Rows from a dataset
☆ ☆ ☆ ☆

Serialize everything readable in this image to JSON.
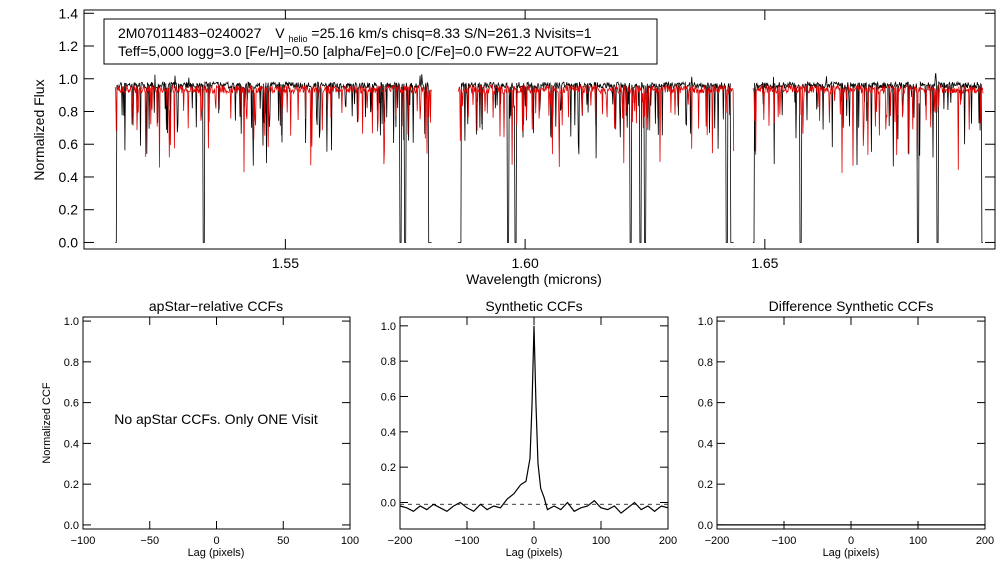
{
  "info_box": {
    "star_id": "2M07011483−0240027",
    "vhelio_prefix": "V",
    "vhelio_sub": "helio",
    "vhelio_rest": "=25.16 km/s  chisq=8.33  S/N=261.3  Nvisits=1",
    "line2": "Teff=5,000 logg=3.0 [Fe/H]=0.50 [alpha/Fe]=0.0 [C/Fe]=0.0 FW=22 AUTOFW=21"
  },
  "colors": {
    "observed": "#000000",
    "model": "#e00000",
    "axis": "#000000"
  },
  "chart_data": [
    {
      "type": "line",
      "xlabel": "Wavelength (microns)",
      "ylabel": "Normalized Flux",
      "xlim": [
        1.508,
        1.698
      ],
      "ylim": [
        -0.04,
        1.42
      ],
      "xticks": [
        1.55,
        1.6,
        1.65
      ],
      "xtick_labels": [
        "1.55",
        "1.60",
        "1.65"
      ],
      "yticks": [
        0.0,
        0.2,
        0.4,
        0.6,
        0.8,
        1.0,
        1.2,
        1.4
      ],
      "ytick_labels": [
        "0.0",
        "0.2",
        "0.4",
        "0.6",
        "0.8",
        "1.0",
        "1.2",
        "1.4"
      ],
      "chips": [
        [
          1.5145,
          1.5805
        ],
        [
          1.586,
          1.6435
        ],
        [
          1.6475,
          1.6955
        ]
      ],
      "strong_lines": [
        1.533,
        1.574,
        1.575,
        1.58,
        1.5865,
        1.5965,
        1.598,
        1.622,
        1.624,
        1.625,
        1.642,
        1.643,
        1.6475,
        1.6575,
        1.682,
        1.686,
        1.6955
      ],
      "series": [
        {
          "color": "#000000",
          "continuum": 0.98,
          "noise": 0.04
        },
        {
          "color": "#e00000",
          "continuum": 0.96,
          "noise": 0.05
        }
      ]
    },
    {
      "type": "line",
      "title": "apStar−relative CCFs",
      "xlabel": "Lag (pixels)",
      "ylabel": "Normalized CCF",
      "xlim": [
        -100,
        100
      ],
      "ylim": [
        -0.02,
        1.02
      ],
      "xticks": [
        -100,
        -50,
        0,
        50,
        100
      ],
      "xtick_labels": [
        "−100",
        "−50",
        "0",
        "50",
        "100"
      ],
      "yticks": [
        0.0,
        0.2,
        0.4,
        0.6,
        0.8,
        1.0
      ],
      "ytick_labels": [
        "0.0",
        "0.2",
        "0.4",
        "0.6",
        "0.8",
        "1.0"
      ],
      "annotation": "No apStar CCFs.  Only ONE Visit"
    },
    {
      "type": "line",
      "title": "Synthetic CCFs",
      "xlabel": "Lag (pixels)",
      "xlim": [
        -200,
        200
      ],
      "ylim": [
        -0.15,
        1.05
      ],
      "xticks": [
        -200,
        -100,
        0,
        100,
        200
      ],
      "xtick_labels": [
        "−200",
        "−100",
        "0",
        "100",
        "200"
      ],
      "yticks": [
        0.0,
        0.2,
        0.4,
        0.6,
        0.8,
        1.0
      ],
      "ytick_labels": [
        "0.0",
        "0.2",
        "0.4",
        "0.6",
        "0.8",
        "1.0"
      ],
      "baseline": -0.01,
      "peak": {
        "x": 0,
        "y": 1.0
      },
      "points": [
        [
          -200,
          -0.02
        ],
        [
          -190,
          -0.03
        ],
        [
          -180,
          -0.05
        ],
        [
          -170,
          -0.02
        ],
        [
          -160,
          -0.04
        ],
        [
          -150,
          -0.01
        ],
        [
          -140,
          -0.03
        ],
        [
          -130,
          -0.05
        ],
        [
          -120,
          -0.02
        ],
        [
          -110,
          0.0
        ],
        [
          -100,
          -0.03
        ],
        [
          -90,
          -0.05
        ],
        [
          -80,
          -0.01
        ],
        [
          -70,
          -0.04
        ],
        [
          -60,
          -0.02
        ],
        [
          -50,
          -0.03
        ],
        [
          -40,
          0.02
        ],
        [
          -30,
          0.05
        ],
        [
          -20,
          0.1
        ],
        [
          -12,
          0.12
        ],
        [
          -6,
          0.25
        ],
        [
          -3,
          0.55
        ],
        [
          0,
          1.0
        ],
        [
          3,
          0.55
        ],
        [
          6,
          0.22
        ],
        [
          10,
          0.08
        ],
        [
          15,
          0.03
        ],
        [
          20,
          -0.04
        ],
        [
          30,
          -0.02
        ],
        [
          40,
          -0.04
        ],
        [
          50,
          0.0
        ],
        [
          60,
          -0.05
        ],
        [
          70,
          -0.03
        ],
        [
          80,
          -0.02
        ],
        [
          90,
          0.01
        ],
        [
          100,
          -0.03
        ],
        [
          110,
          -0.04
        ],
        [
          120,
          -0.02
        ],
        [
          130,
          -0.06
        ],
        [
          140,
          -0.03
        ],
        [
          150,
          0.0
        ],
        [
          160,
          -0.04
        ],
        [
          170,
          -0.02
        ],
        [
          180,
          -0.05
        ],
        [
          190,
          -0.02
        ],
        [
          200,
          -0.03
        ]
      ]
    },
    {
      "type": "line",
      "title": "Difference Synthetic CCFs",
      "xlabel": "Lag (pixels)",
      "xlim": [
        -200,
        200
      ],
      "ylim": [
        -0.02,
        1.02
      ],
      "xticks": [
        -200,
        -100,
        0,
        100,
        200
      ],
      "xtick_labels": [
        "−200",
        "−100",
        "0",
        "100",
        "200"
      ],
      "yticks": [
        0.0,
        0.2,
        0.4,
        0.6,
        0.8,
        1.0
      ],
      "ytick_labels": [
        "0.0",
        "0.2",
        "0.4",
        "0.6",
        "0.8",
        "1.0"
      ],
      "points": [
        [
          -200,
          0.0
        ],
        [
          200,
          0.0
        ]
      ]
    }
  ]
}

☆ ☆ ☆ ☆

- _WHAT YOU NEED TO DO_
Without the pictures, return the entries exactly as they appear.

- _RESULT OF THE TASK_
Serialize everything readable in this image to JSON.
{
  "info_box": {
    "star_id": "2M07011483−0240027",
    "vhelio_prefix": "V",
    "vhelio_sub": "helio",
    "vhelio_rest": "=25.16 km/s  chisq=8.33  S/N=261.3  Nvisits=1",
    "line2": "Teff=5,000 logg=3.0 [Fe/H]=0.50 [alpha/Fe]=0.0 [C/Fe]=0.0 FW=22 AUTOFW=21"
  },
  "colors": {
    "observed": "#000000",
    "model": "#e00000",
    "axis": "#000000"
  },
  "chart_data": [
    {
      "type": "line",
      "xlabel": "Wavelength (microns)",
      "ylabel": "Normalized Flux",
      "xlim": [
        1.508,
        1.698
      ],
      "ylim": [
        -0.04,
        1.42
      ],
      "xticks": [
        1.55,
        1.6,
        1.65
      ],
      "xtick_labels": [
        "1.55",
        "1.60",
        "1.65"
      ],
      "yticks": [
        0.0,
        0.2,
        0.4,
        0.6,
        0.8,
        1.0,
        1.2,
        1.4
      ],
      "ytick_labels": [
        "0.0",
        "0.2",
        "0.4",
        "0.6",
        "0.8",
        "1.0",
        "1.2",
        "1.4"
      ],
      "chips": [
        [
          1.5145,
          1.5805
        ],
        [
          1.586,
          1.6435
        ],
        [
          1.6475,
          1.6955
        ]
      ],
      "strong_lines": [
        1.533,
        1.574,
        1.575,
        1.58,
        1.5865,
        1.5965,
        1.598,
        1.622,
        1.624,
        1.625,
        1.642,
        1.643,
        1.6475,
        1.6575,
        1.682,
        1.686,
        1.6955
      ],
      "series": [
        {
          "color": "#000000",
          "continuum": 0.98,
          "noise": 0.04
        },
        {
          "color": "#e00000",
          "continuum": 0.96,
          "noise": 0.05
        }
      ]
    },
    {
      "type": "line",
      "title": "apStar−relative CCFs",
      "xlabel": "Lag (pixels)",
      "ylabel": "Normalized CCF",
      "xlim": [
        -100,
        100
      ],
      "ylim": [
        -0.02,
        1.02
      ],
      "xticks": [
        -100,
        -50,
        0,
        50,
        100
      ],
      "xtick_labels": [
        "−100",
        "−50",
        "0",
        "50",
        "100"
      ],
      "yticks": [
        0.0,
        0.2,
        0.4,
        0.6,
        0.8,
        1.0
      ],
      "ytick_labels": [
        "0.0",
        "0.2",
        "0.4",
        "0.6",
        "0.8",
        "1.0"
      ],
      "annotation": "No apStar CCFs.  Only ONE Visit"
    },
    {
      "type": "line",
      "title": "Synthetic CCFs",
      "xlabel": "Lag (pixels)",
      "xlim": [
        -200,
        200
      ],
      "ylim": [
        -0.15,
        1.05
      ],
      "xticks": [
        -200,
        -100,
        0,
        100,
        200
      ],
      "xtick_labels": [
        "−200",
        "−100",
        "0",
        "100",
        "200"
      ],
      "yticks": [
        0.0,
        0.2,
        0.4,
        0.6,
        0.8,
        1.0
      ],
      "ytick_labels": [
        "0.0",
        "0.2",
        "0.4",
        "0.6",
        "0.8",
        "1.0"
      ],
      "baseline": -0.01,
      "peak": {
        "x": 0,
        "y": 1.0
      },
      "points": [
        [
          -200,
          -0.02
        ],
        [
          -190,
          -0.03
        ],
        [
          -180,
          -0.05
        ],
        [
          -170,
          -0.02
        ],
        [
          -160,
          -0.04
        ],
        [
          -150,
          -0.01
        ],
        [
          -140,
          -0.03
        ],
        [
          -130,
          -0.05
        ],
        [
          -120,
          -0.02
        ],
        [
          -110,
          0.0
        ],
        [
          -100,
          -0.03
        ],
        [
          -90,
          -0.05
        ],
        [
          -80,
          -0.01
        ],
        [
          -70,
          -0.04
        ],
        [
          -60,
          -0.02
        ],
        [
          -50,
          -0.03
        ],
        [
          -40,
          0.02
        ],
        [
          -30,
          0.05
        ],
        [
          -20,
          0.1
        ],
        [
          -12,
          0.12
        ],
        [
          -6,
          0.25
        ],
        [
          -3,
          0.55
        ],
        [
          0,
          1.0
        ],
        [
          3,
          0.55
        ],
        [
          6,
          0.22
        ],
        [
          10,
          0.08
        ],
        [
          15,
          0.03
        ],
        [
          20,
          -0.04
        ],
        [
          30,
          -0.02
        ],
        [
          40,
          -0.04
        ],
        [
          50,
          0.0
        ],
        [
          60,
          -0.05
        ],
        [
          70,
          -0.03
        ],
        [
          80,
          -0.02
        ],
        [
          90,
          0.01
        ],
        [
          100,
          -0.03
        ],
        [
          110,
          -0.04
        ],
        [
          120,
          -0.02
        ],
        [
          130,
          -0.06
        ],
        [
          140,
          -0.03
        ],
        [
          150,
          0.0
        ],
        [
          160,
          -0.04
        ],
        [
          170,
          -0.02
        ],
        [
          180,
          -0.05
        ],
        [
          190,
          -0.02
        ],
        [
          200,
          -0.03
        ]
      ]
    },
    {
      "type": "line",
      "title": "Difference Synthetic CCFs",
      "xlabel": "Lag (pixels)",
      "xlim": [
        -200,
        200
      ],
      "ylim": [
        -0.02,
        1.02
      ],
      "xticks": [
        -200,
        -100,
        0,
        100,
        200
      ],
      "xtick_labels": [
        "−200",
        "−100",
        "0",
        "100",
        "200"
      ],
      "yticks": [
        0.0,
        0.2,
        0.4,
        0.6,
        0.8,
        1.0
      ],
      "ytick_labels": [
        "0.0",
        "0.2",
        "0.4",
        "0.6",
        "0.8",
        "1.0"
      ],
      "points": [
        [
          -200,
          0.0
        ],
        [
          200,
          0.0
        ]
      ]
    }
  ]
}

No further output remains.